Count, in the entries below, the lines in which "ученического" occurs. Give the number, nothing more.

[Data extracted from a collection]
┄┄┄┄┄┄┄┄┄┄

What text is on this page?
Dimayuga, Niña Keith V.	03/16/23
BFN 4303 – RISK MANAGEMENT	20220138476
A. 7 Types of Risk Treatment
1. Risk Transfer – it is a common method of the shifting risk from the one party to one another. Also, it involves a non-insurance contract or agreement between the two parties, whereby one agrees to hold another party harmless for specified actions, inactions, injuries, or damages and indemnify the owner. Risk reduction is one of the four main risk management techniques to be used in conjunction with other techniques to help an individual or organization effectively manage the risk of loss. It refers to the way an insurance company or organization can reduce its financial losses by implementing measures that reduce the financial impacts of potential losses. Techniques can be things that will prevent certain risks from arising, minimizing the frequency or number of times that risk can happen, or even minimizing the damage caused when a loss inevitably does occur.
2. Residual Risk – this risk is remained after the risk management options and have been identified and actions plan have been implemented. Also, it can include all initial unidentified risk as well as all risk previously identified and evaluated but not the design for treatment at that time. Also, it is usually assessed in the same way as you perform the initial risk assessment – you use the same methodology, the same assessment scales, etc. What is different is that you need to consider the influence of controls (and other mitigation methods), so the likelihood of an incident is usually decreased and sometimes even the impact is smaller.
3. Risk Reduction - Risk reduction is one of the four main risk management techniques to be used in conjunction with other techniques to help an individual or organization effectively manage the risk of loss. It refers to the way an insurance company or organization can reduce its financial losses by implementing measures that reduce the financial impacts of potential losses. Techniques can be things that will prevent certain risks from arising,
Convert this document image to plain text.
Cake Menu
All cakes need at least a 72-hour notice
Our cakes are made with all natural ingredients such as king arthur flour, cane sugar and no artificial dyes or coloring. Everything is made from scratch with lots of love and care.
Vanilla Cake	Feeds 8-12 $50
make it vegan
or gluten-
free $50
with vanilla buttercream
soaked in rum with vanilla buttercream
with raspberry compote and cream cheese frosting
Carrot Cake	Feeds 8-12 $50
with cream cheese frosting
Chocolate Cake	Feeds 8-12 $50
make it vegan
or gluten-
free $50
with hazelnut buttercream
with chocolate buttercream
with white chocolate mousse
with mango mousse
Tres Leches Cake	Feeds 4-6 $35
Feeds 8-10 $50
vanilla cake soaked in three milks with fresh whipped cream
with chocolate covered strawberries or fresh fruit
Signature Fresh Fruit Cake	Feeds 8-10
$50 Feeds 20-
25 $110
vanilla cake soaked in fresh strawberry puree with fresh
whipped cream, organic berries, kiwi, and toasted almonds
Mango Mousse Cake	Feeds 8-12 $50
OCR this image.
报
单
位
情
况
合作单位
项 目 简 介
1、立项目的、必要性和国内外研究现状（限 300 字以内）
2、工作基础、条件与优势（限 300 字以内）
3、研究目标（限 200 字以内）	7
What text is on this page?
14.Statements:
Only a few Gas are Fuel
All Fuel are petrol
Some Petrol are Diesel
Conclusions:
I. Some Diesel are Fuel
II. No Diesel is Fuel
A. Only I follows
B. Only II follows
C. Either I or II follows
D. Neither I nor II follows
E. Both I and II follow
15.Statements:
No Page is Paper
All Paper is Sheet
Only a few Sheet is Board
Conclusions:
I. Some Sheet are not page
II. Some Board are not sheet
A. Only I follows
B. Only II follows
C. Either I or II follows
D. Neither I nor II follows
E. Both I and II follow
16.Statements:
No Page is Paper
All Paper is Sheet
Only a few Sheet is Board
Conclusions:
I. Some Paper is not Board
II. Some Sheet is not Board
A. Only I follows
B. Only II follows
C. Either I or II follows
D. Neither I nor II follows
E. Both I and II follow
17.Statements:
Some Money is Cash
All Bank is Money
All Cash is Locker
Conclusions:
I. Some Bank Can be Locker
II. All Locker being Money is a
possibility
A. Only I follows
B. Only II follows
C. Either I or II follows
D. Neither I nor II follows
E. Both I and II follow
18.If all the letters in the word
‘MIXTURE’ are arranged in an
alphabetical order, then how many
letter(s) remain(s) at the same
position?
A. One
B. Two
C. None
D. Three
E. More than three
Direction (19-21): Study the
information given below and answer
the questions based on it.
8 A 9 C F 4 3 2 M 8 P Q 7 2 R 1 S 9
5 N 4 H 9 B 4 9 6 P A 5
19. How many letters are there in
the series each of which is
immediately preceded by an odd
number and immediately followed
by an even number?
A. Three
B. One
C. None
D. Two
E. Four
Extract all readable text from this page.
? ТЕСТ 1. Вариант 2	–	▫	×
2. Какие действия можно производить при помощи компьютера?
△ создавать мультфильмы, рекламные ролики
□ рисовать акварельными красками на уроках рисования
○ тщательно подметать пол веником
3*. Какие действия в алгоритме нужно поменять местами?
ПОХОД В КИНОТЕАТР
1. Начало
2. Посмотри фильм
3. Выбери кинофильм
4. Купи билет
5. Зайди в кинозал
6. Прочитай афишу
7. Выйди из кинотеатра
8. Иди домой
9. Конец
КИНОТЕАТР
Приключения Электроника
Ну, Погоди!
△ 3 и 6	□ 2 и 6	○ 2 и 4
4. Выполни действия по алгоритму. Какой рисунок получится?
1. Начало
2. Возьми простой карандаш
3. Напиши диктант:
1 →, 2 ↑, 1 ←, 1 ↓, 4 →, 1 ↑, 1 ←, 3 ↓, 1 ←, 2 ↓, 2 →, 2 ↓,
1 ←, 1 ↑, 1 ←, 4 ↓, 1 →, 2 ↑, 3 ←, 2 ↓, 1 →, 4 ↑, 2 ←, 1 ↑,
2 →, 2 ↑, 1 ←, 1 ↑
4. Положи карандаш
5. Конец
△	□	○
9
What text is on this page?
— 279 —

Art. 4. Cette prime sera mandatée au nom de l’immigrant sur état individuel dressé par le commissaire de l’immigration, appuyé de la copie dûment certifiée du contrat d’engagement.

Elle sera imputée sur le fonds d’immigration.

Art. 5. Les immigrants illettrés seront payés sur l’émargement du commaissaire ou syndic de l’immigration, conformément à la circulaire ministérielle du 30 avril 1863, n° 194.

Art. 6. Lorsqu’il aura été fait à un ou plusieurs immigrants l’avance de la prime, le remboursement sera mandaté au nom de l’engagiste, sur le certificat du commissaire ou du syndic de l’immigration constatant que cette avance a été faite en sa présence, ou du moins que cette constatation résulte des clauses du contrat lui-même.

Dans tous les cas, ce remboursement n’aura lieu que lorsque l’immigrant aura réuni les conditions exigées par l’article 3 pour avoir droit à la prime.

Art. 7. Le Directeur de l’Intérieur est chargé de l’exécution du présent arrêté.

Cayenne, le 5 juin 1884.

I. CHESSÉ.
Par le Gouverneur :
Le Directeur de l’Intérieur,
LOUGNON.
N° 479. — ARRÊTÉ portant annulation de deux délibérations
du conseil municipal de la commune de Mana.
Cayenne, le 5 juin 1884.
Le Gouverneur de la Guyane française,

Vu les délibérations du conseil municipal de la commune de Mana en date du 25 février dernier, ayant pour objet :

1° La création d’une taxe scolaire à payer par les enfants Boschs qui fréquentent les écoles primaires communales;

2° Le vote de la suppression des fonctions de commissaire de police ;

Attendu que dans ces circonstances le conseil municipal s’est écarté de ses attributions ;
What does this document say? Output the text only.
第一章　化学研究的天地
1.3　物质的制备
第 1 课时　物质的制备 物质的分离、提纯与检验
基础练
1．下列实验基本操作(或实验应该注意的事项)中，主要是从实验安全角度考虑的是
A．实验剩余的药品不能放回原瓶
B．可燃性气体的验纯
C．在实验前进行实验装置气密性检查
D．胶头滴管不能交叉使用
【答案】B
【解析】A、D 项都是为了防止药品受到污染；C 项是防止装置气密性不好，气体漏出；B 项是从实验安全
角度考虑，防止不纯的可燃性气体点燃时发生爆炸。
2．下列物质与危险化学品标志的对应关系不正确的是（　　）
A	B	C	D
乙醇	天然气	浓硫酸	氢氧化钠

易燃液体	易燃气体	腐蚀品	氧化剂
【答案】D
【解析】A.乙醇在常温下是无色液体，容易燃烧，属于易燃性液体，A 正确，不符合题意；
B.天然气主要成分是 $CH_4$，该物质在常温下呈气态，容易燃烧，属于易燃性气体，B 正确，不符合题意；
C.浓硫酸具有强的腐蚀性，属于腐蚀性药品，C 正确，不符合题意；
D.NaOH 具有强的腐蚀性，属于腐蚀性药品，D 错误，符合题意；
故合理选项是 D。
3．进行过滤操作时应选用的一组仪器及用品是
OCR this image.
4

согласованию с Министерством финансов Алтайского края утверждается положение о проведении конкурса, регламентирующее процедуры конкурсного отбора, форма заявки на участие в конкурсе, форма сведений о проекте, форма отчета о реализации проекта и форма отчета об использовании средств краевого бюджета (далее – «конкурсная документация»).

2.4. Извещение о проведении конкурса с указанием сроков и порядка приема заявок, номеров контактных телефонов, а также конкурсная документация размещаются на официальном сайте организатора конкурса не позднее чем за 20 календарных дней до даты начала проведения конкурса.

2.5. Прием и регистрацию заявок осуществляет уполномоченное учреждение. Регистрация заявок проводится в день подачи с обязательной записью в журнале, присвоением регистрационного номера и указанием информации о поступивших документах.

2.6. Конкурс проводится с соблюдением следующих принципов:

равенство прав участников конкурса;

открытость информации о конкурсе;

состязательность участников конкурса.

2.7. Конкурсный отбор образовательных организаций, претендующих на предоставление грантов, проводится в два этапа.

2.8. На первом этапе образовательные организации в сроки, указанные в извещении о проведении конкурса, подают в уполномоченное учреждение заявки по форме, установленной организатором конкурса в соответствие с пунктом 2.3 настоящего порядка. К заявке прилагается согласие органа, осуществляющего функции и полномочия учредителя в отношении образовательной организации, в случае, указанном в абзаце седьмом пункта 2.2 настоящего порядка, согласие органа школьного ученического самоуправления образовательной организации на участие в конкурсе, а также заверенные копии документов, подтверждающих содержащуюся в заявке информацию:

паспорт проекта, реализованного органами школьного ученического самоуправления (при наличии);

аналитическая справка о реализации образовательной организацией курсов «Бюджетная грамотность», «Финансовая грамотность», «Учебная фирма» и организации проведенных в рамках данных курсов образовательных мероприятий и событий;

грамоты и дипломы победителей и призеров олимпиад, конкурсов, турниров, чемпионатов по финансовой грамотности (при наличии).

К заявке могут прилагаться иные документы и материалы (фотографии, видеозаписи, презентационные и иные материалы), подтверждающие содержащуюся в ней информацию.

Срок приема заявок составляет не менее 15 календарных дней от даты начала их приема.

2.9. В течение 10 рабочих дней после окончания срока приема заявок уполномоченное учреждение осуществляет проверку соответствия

┄┄┄┄┄┄┄┄┄┄

## THE ANSWER:
2